• **WRITTEN PROBLEM**
Copy the records from the line containing "photo-thumbnail-selected[interactable] [254, 410, 506, 564]" down to the line containing "trash-icon: ▥ [35, 434, 49, 451]", substituting "nav-item-label" for every "sidebar-item-label" and leaving everything else unchanged.

• **TASK DATA**
• • • • • • •

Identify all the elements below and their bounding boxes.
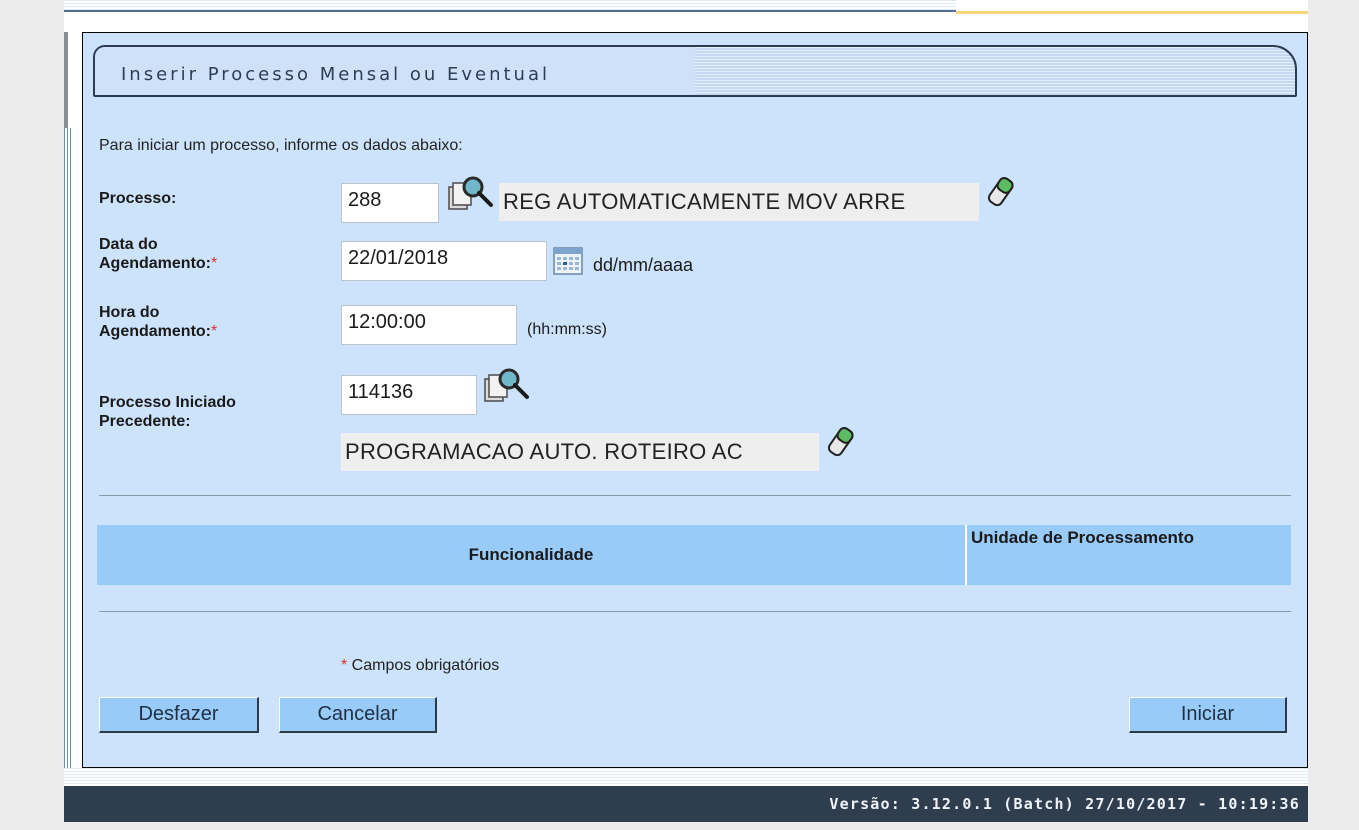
processo-input[interactable]: 288	[341, 183, 439, 223]
divider-top	[99, 495, 1291, 496]
column-header-funcionalidade: Funcionalidade	[97, 525, 967, 585]
cancel-button[interactable]: Cancelar	[279, 697, 437, 733]
processo-precedente-input[interactable]: 114136	[341, 375, 477, 415]
panel-title-bar: Inserir Processo Mensal ou Eventual	[93, 45, 1297, 97]
data-agendamento-label: Data do Agendamento:*	[99, 235, 217, 273]
left-stripes	[64, 128, 72, 768]
data-agendamento-label-text: Agendamento:	[99, 255, 211, 272]
processo-precedente-description: PROGRAMACAO AUTO. ROTEIRO AC	[341, 433, 819, 471]
data-agendamento-label-line1: Data do	[99, 236, 158, 253]
processo-precedente-label: Processo Iniciado Precedente:	[99, 393, 236, 431]
form-panel: Inserir Processo Mensal ou Eventual Para…	[82, 32, 1308, 768]
left-rule	[64, 32, 68, 128]
footer-stripes	[64, 768, 1308, 786]
version-footer: Versão: 3.12.0.1 (Batch) 27/10/2017 - 10…	[64, 786, 1308, 822]
version-text: Versão: 3.12.0.1 (Batch) 27/10/2017 - 10…	[829, 795, 1300, 813]
instruction-text: Para iniciar um processo, informe os dad…	[99, 137, 463, 154]
undo-button[interactable]: Desfazer	[99, 697, 259, 733]
data-agendamento-label-line2: Agendamento:*	[99, 254, 217, 273]
grid-header: Funcionalidade Unidade de Processamento	[97, 525, 1291, 585]
eraser-icon[interactable]	[825, 425, 857, 466]
required-mark: *	[211, 255, 218, 272]
required-note-text: Campos obrigatórios	[347, 657, 500, 674]
hora-agendamento-label-line2: Agendamento:*	[99, 322, 217, 341]
time-format-hint: (hh:mm:ss)	[527, 321, 607, 338]
search-icon[interactable]	[447, 173, 495, 222]
search-icon[interactable]	[483, 365, 531, 414]
data-agendamento-input[interactable]: 22/01/2018	[341, 241, 547, 281]
top-decorative-line	[64, 0, 956, 12]
hora-agendamento-label: Hora do Agendamento:*	[99, 303, 217, 341]
column-header-unidade: Unidade de Processamento	[971, 528, 1194, 547]
eraser-icon[interactable]	[985, 175, 1017, 216]
window-frame: Inserir Processo Mensal ou Eventual Para…	[0, 0, 1359, 830]
start-button[interactable]: Iniciar	[1129, 697, 1287, 733]
top-accent-line	[956, 0, 1308, 14]
panel-title: Inserir Processo Mensal ou Eventual	[121, 64, 550, 85]
processo-precedente-label-line2: Precedente:	[99, 413, 191, 430]
hora-agendamento-label-text: Agendamento:	[99, 323, 211, 340]
calendar-icon[interactable]	[553, 247, 583, 280]
divider-bottom	[99, 611, 1291, 612]
required-mark: *	[211, 323, 218, 340]
hora-agendamento-label-line1: Hora do	[99, 304, 160, 321]
processo-precedente-label-line1: Processo Iniciado	[99, 394, 236, 411]
required-fields-note: * Campos obrigatórios	[341, 657, 499, 675]
hora-agendamento-input[interactable]: 12:00:00	[341, 305, 517, 345]
processo-label: Processo:	[99, 190, 177, 207]
date-format-hint: dd/mm/aaaa	[593, 255, 694, 275]
processo-description: REG AUTOMATICAMENTE MOV ARRE	[499, 183, 979, 221]
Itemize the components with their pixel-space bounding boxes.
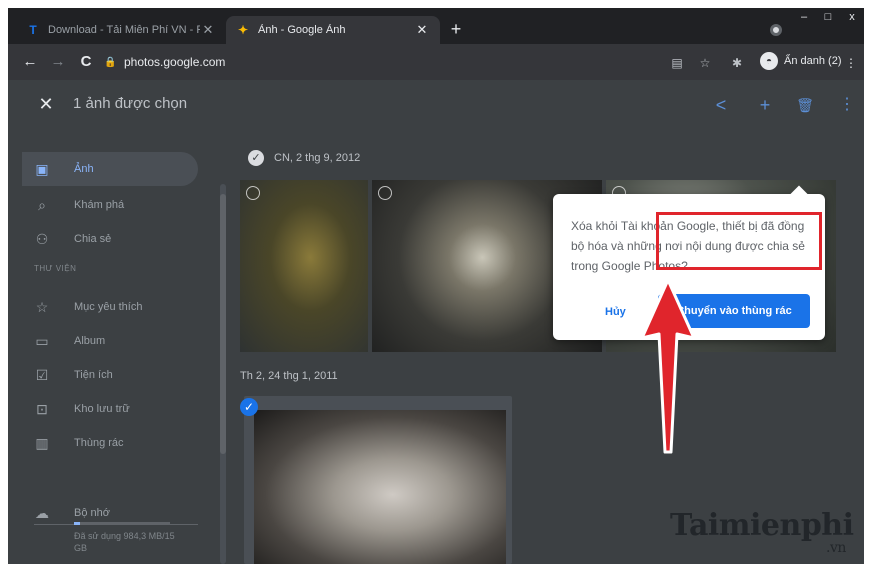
photo-thumbnail-selected[interactable] [254, 410, 506, 564]
search-icon: ⌕ [38, 196, 46, 213]
back-button[interactable]: ← [20, 52, 40, 72]
reload-button[interactable]: C [76, 52, 96, 72]
sidebar-item-label: Album [74, 335, 106, 347]
utilities-icon: ☑ [35, 366, 49, 383]
select-circle-icon[interactable] [378, 186, 392, 200]
google-photos-app: ✕ 1 ảnh được chọn < + 🗑 ⋮ ▣ Ảnh ⌕ Khám p… [8, 80, 864, 564]
lock-icon: 🔒 [104, 56, 117, 68]
tab-title: Ảnh - Google Ảnh [258, 24, 346, 36]
incognito-label: Ẩn danh (2) [784, 55, 842, 67]
profile-indicator-icon[interactable] [770, 24, 782, 36]
extensions-puzzle-icon[interactable]: ✱ [728, 54, 746, 72]
incognito-icon: ◓ [760, 52, 778, 70]
sidebar-item-utilities[interactable]: ☑ Tiện ích [22, 358, 198, 392]
sidebar-item-label: Bộ nhớ [74, 507, 110, 519]
select-group-check-icon[interactable]: ✓ [248, 150, 264, 166]
storage-progress-fill [74, 522, 80, 525]
sidebar-item-label: Mục yêu thích [74, 301, 143, 313]
tab-download[interactable]: T Download - Tải Miễn Phí VN - Pi ✕ [16, 16, 226, 44]
sidebar-scrollbar-thumb[interactable] [220, 194, 226, 454]
sidebar-item-label: Thùng rác [74, 437, 124, 449]
sidebar-item-albums[interactable]: ▭ Album [22, 324, 198, 358]
watermark-logo: Taimienphi .vn [670, 508, 854, 556]
incognito-profile-button[interactable]: ◓ Ẩn danh (2) [760, 52, 841, 70]
trash-icon: ▥ [35, 434, 49, 451]
sidebar-item-explore[interactable]: ⌕ Khám phá [22, 188, 198, 222]
new-tab-button[interactable]: + [444, 18, 468, 42]
selected-check-icon[interactable]: ✓ [240, 398, 258, 416]
delete-trash-icon[interactable]: 🗑 [794, 94, 816, 116]
date-group-label: CN, 2 thg 9, 2012 [274, 152, 361, 164]
sidebar-item-sharing[interactable]: ⚇ Chia sẻ [22, 222, 198, 256]
tab-strip: T Download - Tải Miễn Phí VN - Pi ✕ ✦ Ản… [8, 8, 864, 44]
selection-count: 1 ảnh được chọn [73, 95, 188, 112]
select-circle-icon[interactable] [246, 186, 260, 200]
maximize-button[interactable]: □ [818, 8, 838, 28]
more-options-icon[interactable]: ⋮ [836, 94, 858, 116]
tab-title: Download - Tải Miễn Phí VN - Pi [48, 24, 200, 36]
sidebar-item-label: Ảnh [74, 163, 94, 175]
share-icon[interactable]: < [710, 94, 732, 116]
clear-selection-icon[interactable]: ✕ [36, 94, 56, 114]
sidebar-item-photos[interactable]: ▣ Ảnh [22, 152, 198, 186]
watermark-brand: Taimienphi [670, 508, 854, 543]
window-close-button[interactable]: x [842, 8, 862, 28]
url-text: photos.google.com [124, 55, 226, 69]
selection-bar: ✕ 1 ảnh được chọn < + 🗑 ⋮ [8, 80, 864, 128]
browser-menu-icon[interactable]: ⋮ [842, 54, 860, 72]
album-icon: ▭ [35, 332, 49, 349]
forward-button[interactable]: → [48, 52, 68, 72]
sidebar: ▣ Ảnh ⌕ Khám phá ⚇ Chia sẻ THƯ VIỆN ☆ Mụ… [8, 128, 230, 564]
tab-close-icon[interactable]: ✕ [414, 22, 430, 38]
sidebar-item-trash[interactable]: ▥ Thùng rác [22, 426, 198, 460]
google-photos-favicon-icon: ✦ [237, 23, 249, 37]
browser-toolbar: ← → C 🔒 photos.google.com ▤ ☆ ✱ ◓ Ẩn dan… [8, 44, 864, 80]
translate-icon[interactable]: ▤ [668, 54, 686, 72]
storage-usage-text: Đã sử dụng 984,3 MB/15 GB [74, 531, 175, 553]
tab-favicon-icon: T [29, 23, 37, 37]
watermark-tld: .vn [826, 540, 846, 556]
red-arrow-annotation [640, 278, 696, 454]
bookmark-star-icon[interactable]: ☆ [696, 54, 714, 72]
date-group-label: Th 2, 24 thg 1, 2011 [240, 370, 338, 382]
add-icon[interactable]: + [754, 94, 776, 116]
tab-close-icon[interactable]: ✕ [200, 22, 216, 38]
storage-progress-bar [74, 522, 170, 525]
photos-icon: ▣ [35, 160, 49, 177]
library-heading: THƯ VIỆN [34, 264, 77, 273]
cancel-button[interactable]: Hủy [605, 306, 626, 318]
star-icon: ☆ [35, 298, 49, 315]
sidebar-item-archive[interactable]: ⊡ Kho lưu trữ [22, 392, 198, 426]
people-icon: ⚇ [35, 230, 49, 247]
cloud-icon: ☁ [35, 504, 49, 521]
sidebar-item-label: Khám phá [74, 199, 125, 211]
sidebar-item-label: Tiện ích [74, 369, 113, 381]
minimize-button[interactable]: – [794, 8, 814, 28]
sidebar-item-label: Kho lưu trữ [74, 403, 130, 415]
browser-window: T Download - Tải Miễn Phí VN - Pi ✕ ✦ Ản… [8, 8, 864, 564]
date-group-header[interactable]: ✓ CN, 2 thg 9, 2012 [248, 150, 360, 166]
sidebar-item-label: Chia sẻ [74, 233, 112, 245]
address-bar[interactable]: 🔒 photos.google.com [104, 48, 704, 76]
sidebar-item-favorites[interactable]: ☆ Mục yêu thích [22, 290, 198, 324]
highlight-box [656, 212, 822, 270]
tab-google-photos[interactable]: ✦ Ảnh - Google Ảnh ✕ [226, 16, 440, 44]
photo-thumbnail[interactable] [240, 180, 368, 352]
archive-icon: ⊡ [36, 400, 48, 417]
sidebar-scrollbar[interactable] [220, 184, 226, 564]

• • • • • • •

• **TASK SOLUTION**
photo-thumbnail-selected[interactable] [254, 410, 506, 564]
search-icon: ⌕ [38, 196, 46, 213]
back-button[interactable]: ← [20, 52, 40, 72]
reload-button[interactable]: C [76, 52, 96, 72]
nav-item-label: Album [74, 335, 106, 347]
utilities-icon: ☑ [35, 366, 49, 383]
select-circle-icon[interactable] [378, 186, 392, 200]
google-photos-app: ✕ 1 ảnh được chọn < + 🗑 ⋮ ▣ Ảnh ⌕ Khám p… [8, 80, 864, 564]
lock-icon: 🔒 [104, 56, 117, 68]
tab-title: Ảnh - Google Ảnh [258, 24, 346, 36]
incognito-label: Ẩn danh (2) [784, 55, 842, 67]
profile-indicator-icon[interactable] [770, 24, 782, 36]
extensions-puzzle-icon[interactable]: ✱ [728, 54, 746, 72]
incognito-icon: ◓ [760, 52, 778, 70]
sidebar-item-utilities[interactable]: ☑ Tiện ích [22, 358, 198, 392]
nav-item-label: Bộ nhớ [74, 507, 110, 519]
select-group-check-icon[interactable]: ✓ [248, 150, 264, 166]
storage-progress-fill [74, 522, 80, 525]
nav-item-label: Mục yêu thích [74, 301, 143, 313]
tab-download[interactable]: T Download - Tải Miễn Phí VN - Pi ✕ [16, 16, 226, 44]
sidebar-scrollbar-thumb[interactable] [220, 194, 226, 454]
nav-item-label: Thùng rác [74, 437, 124, 449]
sidebar-item-albums[interactable]: ▭ Album [22, 324, 198, 358]
watermark-logo: Taimienphi .vn [670, 508, 854, 556]
incognito-profile-button[interactable]: ◓ Ẩn danh (2) [760, 52, 841, 70]
trash-icon: ▥ [35, 434, 49, 451]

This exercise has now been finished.